==== DATA FOR PROCESSING

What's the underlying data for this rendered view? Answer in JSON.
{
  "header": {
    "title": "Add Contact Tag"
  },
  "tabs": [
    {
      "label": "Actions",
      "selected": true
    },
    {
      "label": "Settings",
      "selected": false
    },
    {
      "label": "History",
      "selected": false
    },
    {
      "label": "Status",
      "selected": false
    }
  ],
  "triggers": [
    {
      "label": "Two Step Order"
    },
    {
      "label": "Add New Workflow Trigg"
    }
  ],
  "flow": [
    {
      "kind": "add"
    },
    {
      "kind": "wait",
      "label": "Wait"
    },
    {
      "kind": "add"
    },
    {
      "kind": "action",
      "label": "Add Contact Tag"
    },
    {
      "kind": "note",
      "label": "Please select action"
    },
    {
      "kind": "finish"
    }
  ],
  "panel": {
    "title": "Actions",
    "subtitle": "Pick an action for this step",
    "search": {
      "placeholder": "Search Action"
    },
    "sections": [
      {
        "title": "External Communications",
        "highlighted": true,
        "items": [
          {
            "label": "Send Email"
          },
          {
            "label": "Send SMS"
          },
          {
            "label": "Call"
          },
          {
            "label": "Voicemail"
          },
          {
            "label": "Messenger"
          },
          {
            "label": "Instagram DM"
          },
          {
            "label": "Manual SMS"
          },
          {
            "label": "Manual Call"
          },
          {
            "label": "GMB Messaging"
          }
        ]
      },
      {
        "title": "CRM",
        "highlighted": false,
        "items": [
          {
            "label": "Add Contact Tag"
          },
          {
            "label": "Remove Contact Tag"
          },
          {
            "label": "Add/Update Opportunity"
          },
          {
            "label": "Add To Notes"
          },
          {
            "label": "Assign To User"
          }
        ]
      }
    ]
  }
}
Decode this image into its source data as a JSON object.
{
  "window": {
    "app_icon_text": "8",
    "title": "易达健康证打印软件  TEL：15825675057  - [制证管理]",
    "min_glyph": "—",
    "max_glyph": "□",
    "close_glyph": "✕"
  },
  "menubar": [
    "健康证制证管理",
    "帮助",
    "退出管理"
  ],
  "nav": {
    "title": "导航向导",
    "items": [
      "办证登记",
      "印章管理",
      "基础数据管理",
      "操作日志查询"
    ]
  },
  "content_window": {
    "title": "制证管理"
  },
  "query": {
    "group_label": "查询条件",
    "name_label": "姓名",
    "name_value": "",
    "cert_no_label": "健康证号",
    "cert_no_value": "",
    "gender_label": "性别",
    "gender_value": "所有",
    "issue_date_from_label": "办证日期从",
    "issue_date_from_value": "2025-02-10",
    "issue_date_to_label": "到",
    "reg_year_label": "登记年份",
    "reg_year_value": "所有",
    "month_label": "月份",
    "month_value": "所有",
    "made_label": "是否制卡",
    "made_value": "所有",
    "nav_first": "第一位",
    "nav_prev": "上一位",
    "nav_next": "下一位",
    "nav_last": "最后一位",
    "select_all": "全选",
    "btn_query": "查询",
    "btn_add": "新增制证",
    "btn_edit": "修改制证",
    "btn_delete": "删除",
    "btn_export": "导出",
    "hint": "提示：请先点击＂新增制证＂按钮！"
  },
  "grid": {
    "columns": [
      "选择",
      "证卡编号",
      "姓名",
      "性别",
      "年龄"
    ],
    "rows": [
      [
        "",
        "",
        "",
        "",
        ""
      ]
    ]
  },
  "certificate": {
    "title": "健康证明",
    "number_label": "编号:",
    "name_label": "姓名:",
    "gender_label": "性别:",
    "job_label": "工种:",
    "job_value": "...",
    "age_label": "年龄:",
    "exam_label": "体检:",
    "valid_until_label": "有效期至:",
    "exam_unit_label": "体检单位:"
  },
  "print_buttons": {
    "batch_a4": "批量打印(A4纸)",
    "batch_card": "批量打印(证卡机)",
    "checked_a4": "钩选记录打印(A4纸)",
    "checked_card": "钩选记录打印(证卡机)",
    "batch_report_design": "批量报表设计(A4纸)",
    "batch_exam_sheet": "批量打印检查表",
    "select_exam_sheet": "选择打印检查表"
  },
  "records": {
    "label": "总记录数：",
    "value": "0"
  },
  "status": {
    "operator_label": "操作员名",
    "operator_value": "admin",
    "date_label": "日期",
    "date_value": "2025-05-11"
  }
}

========

EXERCISE TASK — Transcribe the material above in its entirety. Match it exactly.

TASK OUTPUT —
What's the underlying data for this rendered view? Answer in JSON.
{
  "header": {
    "title": "Add Contact Tag"
  },
  "tabs": [
    {
      "label": "Actions",
      "selected": true
    },
    {
      "label": "Settings",
      "selected": false
    },
    {
      "label": "History",
      "selected": false
    },
    {
      "label": "Status",
      "selected": false
    }
  ],
  "triggers": [
    {
      "label": "Two Step Order"
    },
    {
      "label": "Add New Workflow Trigg"
    }
  ],
  "flow": [
    {
      "kind": "add"
    },
    {
      "kind": "wait",
      "label": "Wait"
    },
    {
      "kind": "add"
    },
    {
      "kind": "action",
      "label": "Add Contact Tag"
    },
    {
      "kind": "note",
      "label": "Please select action"
    },
    {
      "kind": "finish"
    }
  ],
  "panel": {
    "title": "Actions",
    "subtitle": "Pick an action for this step",
    "search": {
      "placeholder": "Search Action"
    },
    "sections": [
      {
        "title": "External Communications",
        "highlighted": true,
        "items": [
          {
            "label": "Send Email"
          },
          {
            "label": "Send SMS"
          },
          {
            "label": "Call"
          },
          {
            "label": "Voicemail"
          },
          {
            "label": "Messenger"
          },
          {
            "label": "Instagram DM"
          },
          {
            "label": "Manual SMS"
          },
          {
            "label": "Manual Call"
          },
          {
            "label": "GMB Messaging"
          }
        ]
      },
      {
        "title": "CRM",
        "highlighted": false,
        "items": [
          {
            "label": "Add Contact Tag"
          },
          {
            "label": "Remove Contact Tag"
          },
          {
            "label": "Add/Update Opportunity"
          },
          {
            "label": "Add To Notes"
          },
          {
            "label": "Assign To User"
          }
        ]
      }
    ]
  }
}
Decode this image into its source data as a JSON object.
{
  "window": {
    "app_icon_text": "8",
    "title": "易达健康证打印软件  TEL：15825675057  - [制证管理]",
    "min_glyph": "—",
    "max_glyph": "□",
    "close_glyph": "✕"
  },
  "menubar": [
    "健康证制证管理",
    "帮助",
    "退出管理"
  ],
  "nav": {
    "title": "导航向导",
    "items": [
      "办证登记",
      "印章管理",
      "基础数据管理",
      "操作日志查询"
    ]
  },
  "content_window": {
    "title": "制证管理"
  },
  "query": {
    "group_label": "查询条件",
    "name_label": "姓名",
    "name_value": "",
    "cert_no_label": "健康证号",
    "cert_no_value": "",
    "gender_label": "性别",
    "gender_value": "所有",
    "issue_date_from_label": "办证日期从",
    "issue_date_from_value": "2025-02-10",
    "issue_date_to_label": "到",
    "reg_year_label": "登记年份",
    "reg_year_value": "所有",
    "month_label": "月份",
    "month_value": "所有",
    "made_label": "是否制卡",
    "made_value": "所有",
    "nav_first": "第一位",
    "nav_prev": "上一位",
    "nav_next": "下一位",
    "nav_last": "最后一位",
    "select_all": "全选",
    "btn_query": "查询",
    "btn_add": "新增制证",
    "btn_edit": "修改制证",
    "btn_delete": "删除",
    "btn_export": "导出",
    "hint": "提示：请先点击＂新增制证＂按钮！"
  },
  "grid": {
    "columns": [
      "选择",
      "证卡编号",
      "姓名",
      "性别",
      "年龄"
    ],
    "rows": [
      [
        "",
        "",
        "",
        "",
        ""
      ]
    ]
  },
  "certificate": {
    "title": "健康证明",
    "number_label": "编号:",
    "name_label": "姓名:",
    "gender_label": "性别:",
    "job_label": "工种:",
    "job_value": "...",
    "age_label": "年龄:",
    "exam_label": "体检:",
    "valid_until_label": "有效期至:",
    "exam_unit_label": "体检单位:"
  },
  "print_buttons": {
    "batch_a4": "批量打印(A4纸)",
    "batch_card": "批量打印(证卡机)",
    "checked_a4": "钩选记录打印(A4纸)",
    "checked_card": "钩选记录打印(证卡机)",
    "batch_report_design": "批量报表设计(A4纸)",
    "batch_exam_sheet": "批量打印检查表",
    "select_exam_sheet": "选择打印检查表"
  },
  "records": {
    "label": "总记录数：",
    "value": "0"
  },
  "status": {
    "operator_label": "操作员名",
    "operator_value": "admin",
    "date_label": "日期",
    "date_value": "2025-05-11"
  }
}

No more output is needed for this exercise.